_SET PROBLEM_. Repeat the full listing, word for word.

-- start of MATERIALS PROVIDED --

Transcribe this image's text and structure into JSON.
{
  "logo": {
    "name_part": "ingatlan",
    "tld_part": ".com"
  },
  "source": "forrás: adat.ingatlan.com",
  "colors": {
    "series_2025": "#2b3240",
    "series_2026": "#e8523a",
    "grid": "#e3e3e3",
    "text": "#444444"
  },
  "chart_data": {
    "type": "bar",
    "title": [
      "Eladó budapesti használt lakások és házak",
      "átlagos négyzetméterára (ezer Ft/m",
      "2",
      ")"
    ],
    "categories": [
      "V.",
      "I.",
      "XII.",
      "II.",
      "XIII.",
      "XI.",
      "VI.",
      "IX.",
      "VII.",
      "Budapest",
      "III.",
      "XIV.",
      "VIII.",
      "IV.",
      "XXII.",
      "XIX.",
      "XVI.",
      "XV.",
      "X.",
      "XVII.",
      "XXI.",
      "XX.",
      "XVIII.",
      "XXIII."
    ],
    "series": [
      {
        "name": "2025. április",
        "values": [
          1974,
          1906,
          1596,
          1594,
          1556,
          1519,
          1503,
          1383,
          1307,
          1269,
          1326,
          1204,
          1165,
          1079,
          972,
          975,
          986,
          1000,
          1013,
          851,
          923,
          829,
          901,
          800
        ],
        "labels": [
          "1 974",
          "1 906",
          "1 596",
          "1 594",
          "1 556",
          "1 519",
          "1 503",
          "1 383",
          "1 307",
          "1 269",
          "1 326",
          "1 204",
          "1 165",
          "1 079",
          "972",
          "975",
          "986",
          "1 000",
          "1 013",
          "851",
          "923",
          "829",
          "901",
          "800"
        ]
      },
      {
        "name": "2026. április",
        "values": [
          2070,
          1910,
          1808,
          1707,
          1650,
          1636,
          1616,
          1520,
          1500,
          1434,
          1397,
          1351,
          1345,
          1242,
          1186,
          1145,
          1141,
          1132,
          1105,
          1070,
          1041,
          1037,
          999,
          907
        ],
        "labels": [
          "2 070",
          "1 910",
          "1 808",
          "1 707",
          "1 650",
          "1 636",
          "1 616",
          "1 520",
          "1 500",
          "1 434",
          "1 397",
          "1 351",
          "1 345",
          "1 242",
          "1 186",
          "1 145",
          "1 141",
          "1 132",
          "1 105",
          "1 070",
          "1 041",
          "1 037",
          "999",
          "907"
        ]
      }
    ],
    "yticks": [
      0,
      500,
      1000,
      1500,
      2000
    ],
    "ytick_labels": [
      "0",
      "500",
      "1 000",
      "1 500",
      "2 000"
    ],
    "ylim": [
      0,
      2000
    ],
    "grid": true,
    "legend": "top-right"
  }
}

-- end of MATERIALS PROVIDED --

_FINISHED EXERCISE_.
Transcribe this image's text and structure into JSON.
{
  "logo": {
    "name_part": "ingatlan",
    "tld_part": ".com"
  },
  "source": "forrás: adat.ingatlan.com",
  "colors": {
    "series_2025": "#2b3240",
    "series_2026": "#e8523a",
    "grid": "#e3e3e3",
    "text": "#444444"
  },
  "chart_data": {
    "type": "bar",
    "title": [
      "Eladó budapesti használt lakások és házak",
      "átlagos négyzetméterára (ezer Ft/m",
      "2",
      ")"
    ],
    "categories": [
      "V.",
      "I.",
      "XII.",
      "II.",
      "XIII.",
      "XI.",
      "VI.",
      "IX.",
      "VII.",
      "Budapest",
      "III.",
      "XIV.",
      "VIII.",
      "IV.",
      "XXII.",
      "XIX.",
      "XVI.",
      "XV.",
      "X.",
      "XVII.",
      "XXI.",
      "XX.",
      "XVIII.",
      "XXIII."
    ],
    "series": [
      {
        "name": "2025. április",
        "values": [
          1974,
          1906,
          1596,
          1594,
          1556,
          1519,
          1503,
          1383,
          1307,
          1269,
          1326,
          1204,
          1165,
          1079,
          972,
          975,
          986,
          1000,
          1013,
          851,
          923,
          829,
          901,
          800
        ],
        "labels": [
          "1 974",
          "1 906",
          "1 596",
          "1 594",
          "1 556",
          "1 519",
          "1 503",
          "1 383",
          "1 307",
          "1 269",
          "1 326",
          "1 204",
          "1 165",
          "1 079",
          "972",
          "975",
          "986",
          "1 000",
          "1 013",
          "851",
          "923",
          "829",
          "901",
          "800"
        ]
      },
      {
        "name": "2026. április",
        "values": [
          2070,
          1910,
          1808,
          1707,
          1650,
          1636,
          1616,
          1520,
          1500,
          1434,
          1397,
          1351,
          1345,
          1242,
          1186,
          1145,
          1141,
          1132,
          1105,
          1070,
          1041,
          1037,
          999,
          907
        ],
        "labels": [
          "2 070",
          "1 910",
          "1 808",
          "1 707",
          "1 650",
          "1 636",
          "1 616",
          "1 520",
          "1 500",
          "1 434",
          "1 397",
          "1 351",
          "1 345",
          "1 242",
          "1 186",
          "1 145",
          "1 141",
          "1 132",
          "1 105",
          "1 070",
          "1 041",
          "1 037",
          "999",
          "907"
        ]
      }
    ],
    "yticks": [
      0,
      500,
      1000,
      1500,
      2000
    ],
    "ytick_labels": [
      "0",
      "500",
      "1 000",
      "1 500",
      "2 000"
    ],
    "ylim": [
      0,
      2000
    ],
    "grid": true,
    "legend": "top-right"
  }
}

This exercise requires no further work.